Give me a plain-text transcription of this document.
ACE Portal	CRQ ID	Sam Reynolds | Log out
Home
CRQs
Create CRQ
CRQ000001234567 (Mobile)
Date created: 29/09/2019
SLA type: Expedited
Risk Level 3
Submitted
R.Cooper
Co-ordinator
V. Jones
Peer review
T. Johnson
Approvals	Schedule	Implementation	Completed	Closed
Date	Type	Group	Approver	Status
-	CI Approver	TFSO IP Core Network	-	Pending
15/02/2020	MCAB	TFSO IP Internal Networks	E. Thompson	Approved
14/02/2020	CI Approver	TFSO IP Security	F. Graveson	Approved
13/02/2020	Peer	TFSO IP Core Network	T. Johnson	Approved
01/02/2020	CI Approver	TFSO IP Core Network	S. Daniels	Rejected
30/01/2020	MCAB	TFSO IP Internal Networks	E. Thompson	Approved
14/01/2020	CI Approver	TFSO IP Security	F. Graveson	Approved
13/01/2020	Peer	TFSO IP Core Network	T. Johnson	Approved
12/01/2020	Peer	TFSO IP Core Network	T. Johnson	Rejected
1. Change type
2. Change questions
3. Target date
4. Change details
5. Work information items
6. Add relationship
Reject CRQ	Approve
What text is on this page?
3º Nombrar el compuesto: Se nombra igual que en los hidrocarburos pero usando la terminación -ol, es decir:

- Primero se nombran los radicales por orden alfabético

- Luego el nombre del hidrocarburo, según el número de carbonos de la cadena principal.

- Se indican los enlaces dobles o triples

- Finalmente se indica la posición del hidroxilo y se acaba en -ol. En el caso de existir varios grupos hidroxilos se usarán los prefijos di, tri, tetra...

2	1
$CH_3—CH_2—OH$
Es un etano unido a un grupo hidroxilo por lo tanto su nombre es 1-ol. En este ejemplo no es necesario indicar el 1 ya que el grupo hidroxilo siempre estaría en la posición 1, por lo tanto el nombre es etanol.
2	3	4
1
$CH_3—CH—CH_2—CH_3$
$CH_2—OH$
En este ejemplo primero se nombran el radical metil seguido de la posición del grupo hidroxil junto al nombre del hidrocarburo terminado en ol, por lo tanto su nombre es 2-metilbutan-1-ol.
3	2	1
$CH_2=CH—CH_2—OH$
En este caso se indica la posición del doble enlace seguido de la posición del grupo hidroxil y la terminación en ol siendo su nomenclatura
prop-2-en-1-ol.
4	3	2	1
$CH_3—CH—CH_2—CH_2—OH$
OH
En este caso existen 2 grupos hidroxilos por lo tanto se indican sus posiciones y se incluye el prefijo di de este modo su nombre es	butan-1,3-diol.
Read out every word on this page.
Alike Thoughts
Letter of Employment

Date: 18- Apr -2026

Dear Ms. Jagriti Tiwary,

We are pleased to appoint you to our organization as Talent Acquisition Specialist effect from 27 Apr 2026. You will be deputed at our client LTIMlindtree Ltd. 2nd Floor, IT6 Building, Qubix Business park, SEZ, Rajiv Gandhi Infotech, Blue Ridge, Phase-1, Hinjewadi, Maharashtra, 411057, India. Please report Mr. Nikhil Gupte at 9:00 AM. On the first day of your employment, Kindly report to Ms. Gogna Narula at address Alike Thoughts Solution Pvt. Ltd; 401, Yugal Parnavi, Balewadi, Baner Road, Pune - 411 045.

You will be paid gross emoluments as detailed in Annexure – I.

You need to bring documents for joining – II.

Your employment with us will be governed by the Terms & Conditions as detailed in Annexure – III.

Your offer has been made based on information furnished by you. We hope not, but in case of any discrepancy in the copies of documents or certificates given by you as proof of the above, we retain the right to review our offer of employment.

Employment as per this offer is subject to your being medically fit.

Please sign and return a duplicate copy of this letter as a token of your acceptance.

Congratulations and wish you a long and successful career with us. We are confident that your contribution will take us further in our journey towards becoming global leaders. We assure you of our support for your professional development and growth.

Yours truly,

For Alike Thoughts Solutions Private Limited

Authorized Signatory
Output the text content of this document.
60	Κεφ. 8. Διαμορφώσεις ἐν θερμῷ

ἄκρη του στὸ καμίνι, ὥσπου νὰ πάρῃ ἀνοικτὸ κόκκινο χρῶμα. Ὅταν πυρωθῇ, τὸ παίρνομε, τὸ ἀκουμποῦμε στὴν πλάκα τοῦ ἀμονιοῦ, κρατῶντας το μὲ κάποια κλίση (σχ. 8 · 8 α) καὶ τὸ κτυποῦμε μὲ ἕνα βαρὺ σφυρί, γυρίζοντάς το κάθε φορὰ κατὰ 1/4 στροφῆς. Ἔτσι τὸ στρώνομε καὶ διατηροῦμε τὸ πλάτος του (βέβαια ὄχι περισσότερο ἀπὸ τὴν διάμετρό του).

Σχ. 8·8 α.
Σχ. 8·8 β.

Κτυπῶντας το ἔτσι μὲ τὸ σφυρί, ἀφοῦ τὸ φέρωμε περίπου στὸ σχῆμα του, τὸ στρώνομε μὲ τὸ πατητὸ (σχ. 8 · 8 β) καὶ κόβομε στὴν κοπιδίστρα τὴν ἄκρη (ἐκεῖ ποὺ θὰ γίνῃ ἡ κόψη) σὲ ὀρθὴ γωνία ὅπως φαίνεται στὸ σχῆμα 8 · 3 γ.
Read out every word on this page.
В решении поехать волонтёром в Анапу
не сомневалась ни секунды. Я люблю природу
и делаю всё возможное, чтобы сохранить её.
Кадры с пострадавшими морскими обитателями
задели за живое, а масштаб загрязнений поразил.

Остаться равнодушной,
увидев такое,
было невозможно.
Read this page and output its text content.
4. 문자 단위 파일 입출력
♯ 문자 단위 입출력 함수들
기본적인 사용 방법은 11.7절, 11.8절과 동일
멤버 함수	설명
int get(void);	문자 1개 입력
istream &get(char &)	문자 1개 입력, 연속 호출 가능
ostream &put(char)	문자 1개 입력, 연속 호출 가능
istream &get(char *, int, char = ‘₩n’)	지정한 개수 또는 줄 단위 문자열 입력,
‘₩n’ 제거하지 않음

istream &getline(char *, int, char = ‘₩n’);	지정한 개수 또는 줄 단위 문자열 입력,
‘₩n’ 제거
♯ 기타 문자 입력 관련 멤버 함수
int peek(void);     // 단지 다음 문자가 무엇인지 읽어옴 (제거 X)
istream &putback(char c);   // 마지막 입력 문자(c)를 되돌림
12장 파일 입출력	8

# PROBLEM:
Work out how many lines above contain the word "text". Give only the number.

# PROBLEM SOLUTION:
4